-- start of Supplied records --

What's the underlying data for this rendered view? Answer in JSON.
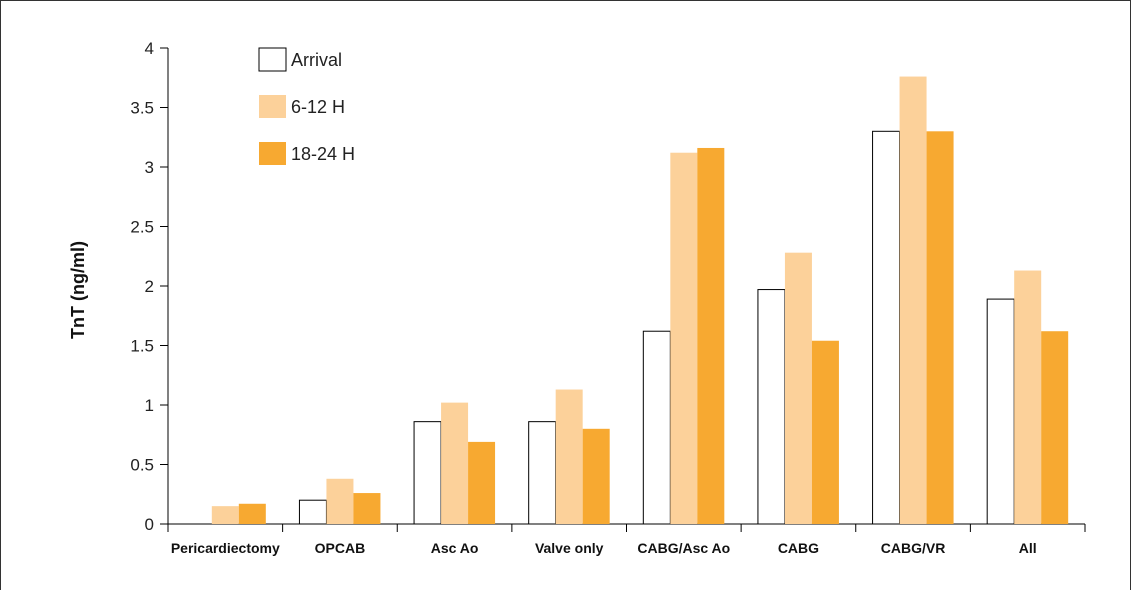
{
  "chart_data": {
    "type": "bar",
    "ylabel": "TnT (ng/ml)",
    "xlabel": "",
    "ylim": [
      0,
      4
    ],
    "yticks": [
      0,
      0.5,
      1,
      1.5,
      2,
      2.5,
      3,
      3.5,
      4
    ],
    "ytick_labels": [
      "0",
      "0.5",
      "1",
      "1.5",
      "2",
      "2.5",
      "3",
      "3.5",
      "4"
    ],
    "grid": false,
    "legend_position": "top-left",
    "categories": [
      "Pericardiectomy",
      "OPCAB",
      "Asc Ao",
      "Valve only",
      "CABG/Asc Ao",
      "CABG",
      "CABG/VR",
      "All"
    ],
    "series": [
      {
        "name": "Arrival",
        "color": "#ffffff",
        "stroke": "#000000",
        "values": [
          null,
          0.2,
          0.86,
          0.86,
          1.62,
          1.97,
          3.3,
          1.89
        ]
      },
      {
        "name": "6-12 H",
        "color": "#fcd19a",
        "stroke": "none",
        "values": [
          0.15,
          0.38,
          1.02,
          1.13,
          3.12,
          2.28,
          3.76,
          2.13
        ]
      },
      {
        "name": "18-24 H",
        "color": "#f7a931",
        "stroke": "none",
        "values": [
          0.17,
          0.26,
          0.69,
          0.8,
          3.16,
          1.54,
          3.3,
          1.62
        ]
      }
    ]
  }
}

-- end of Supplied records --
-- start of Supplied records --

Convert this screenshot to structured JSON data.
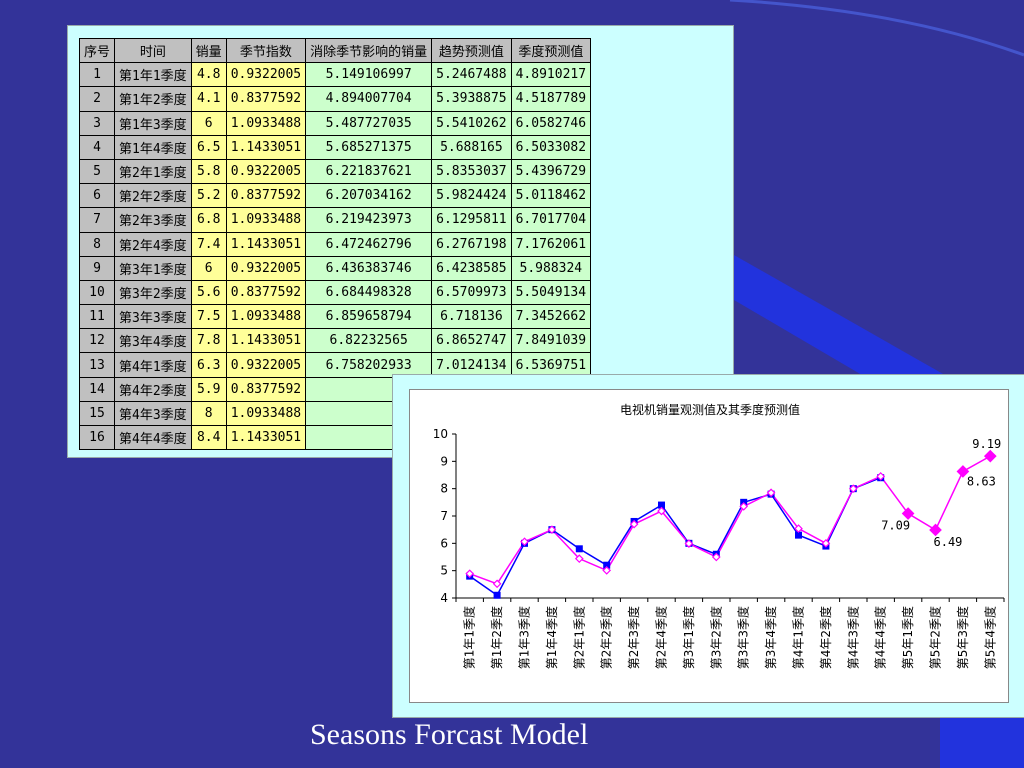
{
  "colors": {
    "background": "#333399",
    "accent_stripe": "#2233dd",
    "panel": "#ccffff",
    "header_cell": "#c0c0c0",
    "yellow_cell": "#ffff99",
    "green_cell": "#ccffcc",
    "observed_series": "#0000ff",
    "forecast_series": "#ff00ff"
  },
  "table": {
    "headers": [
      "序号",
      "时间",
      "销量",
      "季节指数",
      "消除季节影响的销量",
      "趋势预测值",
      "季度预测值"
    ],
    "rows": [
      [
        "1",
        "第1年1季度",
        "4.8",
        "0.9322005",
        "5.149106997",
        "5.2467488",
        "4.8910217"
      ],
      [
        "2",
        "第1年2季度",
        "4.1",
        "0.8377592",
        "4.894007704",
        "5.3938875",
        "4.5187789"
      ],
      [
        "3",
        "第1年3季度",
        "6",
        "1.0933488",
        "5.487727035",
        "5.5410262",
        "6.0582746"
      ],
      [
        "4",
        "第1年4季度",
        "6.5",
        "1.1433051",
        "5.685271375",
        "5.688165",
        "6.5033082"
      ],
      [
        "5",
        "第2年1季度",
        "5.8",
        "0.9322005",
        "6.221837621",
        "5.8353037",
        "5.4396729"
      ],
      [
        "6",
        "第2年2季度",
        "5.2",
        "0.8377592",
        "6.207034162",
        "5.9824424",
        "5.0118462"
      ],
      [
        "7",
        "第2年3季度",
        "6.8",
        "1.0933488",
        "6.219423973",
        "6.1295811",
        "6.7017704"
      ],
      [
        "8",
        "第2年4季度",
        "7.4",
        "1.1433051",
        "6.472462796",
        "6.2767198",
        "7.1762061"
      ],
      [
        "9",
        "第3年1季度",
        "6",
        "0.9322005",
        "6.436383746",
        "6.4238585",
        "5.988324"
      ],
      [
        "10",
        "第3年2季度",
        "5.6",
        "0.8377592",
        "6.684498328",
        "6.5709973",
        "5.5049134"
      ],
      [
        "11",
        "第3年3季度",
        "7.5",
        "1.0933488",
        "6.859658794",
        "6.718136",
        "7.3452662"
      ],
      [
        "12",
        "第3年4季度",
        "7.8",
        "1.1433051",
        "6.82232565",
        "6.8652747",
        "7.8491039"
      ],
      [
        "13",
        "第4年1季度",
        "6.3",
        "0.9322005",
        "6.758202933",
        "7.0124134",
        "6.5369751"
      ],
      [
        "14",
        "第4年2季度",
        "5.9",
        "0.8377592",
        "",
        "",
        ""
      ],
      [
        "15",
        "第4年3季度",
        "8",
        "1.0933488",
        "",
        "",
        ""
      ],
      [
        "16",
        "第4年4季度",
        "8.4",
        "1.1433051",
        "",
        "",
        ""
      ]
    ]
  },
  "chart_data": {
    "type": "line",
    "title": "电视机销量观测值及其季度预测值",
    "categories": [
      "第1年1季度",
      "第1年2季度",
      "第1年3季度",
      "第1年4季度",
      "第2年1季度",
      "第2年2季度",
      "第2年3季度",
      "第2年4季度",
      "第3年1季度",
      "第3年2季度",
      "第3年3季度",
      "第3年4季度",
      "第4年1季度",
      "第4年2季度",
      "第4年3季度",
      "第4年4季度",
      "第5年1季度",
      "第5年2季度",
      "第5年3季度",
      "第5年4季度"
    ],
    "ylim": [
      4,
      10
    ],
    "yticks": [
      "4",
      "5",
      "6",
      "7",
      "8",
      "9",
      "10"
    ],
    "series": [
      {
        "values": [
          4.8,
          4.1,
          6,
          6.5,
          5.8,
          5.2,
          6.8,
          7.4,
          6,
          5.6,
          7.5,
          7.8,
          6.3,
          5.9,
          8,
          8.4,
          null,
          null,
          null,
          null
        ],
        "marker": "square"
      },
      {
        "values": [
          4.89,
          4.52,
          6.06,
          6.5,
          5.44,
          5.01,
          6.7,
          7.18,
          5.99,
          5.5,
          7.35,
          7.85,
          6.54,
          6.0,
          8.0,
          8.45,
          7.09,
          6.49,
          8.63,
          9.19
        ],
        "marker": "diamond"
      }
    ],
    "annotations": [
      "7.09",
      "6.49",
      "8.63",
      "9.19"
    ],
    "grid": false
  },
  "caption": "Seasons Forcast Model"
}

-- end of Supplied records --

▸ **Exercise details**
State how many lines in the records above contain the word "JSON", giving only the number.

▸ **Response to the task**
2